** Begin Information provided **
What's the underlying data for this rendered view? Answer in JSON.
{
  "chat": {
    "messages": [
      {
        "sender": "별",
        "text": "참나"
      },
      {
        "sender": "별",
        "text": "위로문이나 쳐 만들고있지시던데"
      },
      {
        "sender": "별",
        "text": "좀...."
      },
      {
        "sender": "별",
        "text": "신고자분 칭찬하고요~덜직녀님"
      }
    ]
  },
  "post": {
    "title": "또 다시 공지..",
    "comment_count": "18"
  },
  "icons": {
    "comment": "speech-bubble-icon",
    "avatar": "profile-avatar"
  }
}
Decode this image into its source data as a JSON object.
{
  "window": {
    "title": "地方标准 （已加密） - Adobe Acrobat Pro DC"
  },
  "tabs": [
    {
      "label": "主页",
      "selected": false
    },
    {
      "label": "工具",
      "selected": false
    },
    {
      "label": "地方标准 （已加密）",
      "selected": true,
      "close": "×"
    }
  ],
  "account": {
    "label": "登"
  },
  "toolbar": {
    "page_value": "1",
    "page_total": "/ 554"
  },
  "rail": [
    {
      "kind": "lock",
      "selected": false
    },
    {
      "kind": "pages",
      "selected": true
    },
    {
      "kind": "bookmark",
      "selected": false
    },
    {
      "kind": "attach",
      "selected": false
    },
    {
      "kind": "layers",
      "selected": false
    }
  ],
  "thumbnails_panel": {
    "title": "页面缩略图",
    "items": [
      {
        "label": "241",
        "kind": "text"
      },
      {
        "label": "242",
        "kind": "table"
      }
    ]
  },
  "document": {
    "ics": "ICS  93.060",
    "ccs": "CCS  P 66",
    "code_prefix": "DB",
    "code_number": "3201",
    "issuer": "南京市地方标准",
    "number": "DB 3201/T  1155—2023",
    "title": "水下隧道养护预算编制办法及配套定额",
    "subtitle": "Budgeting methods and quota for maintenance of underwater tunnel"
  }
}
** End Information provided **
> [Brief]:
Your task is to print the whole listing again exactly.

> [Exercise solution]:
What's the underlying data for this rendered view? Answer in JSON.
{
  "chat": {
    "messages": [
      {
        "sender": "별",
        "text": "참나"
      },
      {
        "sender": "별",
        "text": "위로문이나 쳐 만들고있지시던데"
      },
      {
        "sender": "별",
        "text": "좀...."
      },
      {
        "sender": "별",
        "text": "신고자분 칭찬하고요~덜직녀님"
      }
    ]
  },
  "post": {
    "title": "또 다시 공지..",
    "comment_count": "18"
  },
  "icons": {
    "comment": "speech-bubble-icon",
    "avatar": "profile-avatar"
  }
}
Decode this image into its source data as a JSON object.
{
  "window": {
    "title": "地方标准 （已加密） - Adobe Acrobat Pro DC"
  },
  "tabs": [
    {
      "label": "主页",
      "selected": false
    },
    {
      "label": "工具",
      "selected": false
    },
    {
      "label": "地方标准 （已加密）",
      "selected": true,
      "close": "×"
    }
  ],
  "account": {
    "label": "登"
  },
  "toolbar": {
    "page_value": "1",
    "page_total": "/ 554"
  },
  "rail": [
    {
      "kind": "lock",
      "selected": false
    },
    {
      "kind": "pages",
      "selected": true
    },
    {
      "kind": "bookmark",
      "selected": false
    },
    {
      "kind": "attach",
      "selected": false
    },
    {
      "kind": "layers",
      "selected": false
    }
  ],
  "thumbnails_panel": {
    "title": "页面缩略图",
    "items": [
      {
        "label": "241",
        "kind": "text"
      },
      {
        "label": "242",
        "kind": "table"
      }
    ]
  },
  "document": {
    "ics": "ICS  93.060",
    "ccs": "CCS  P 66",
    "code_prefix": "DB",
    "code_number": "3201",
    "issuer": "南京市地方标准",
    "number": "DB 3201/T  1155—2023",
    "title": "水下隧道养护预算编制办法及配套定额",
    "subtitle": "Budgeting methods and quota for maintenance of underwater tunnel"
  }
}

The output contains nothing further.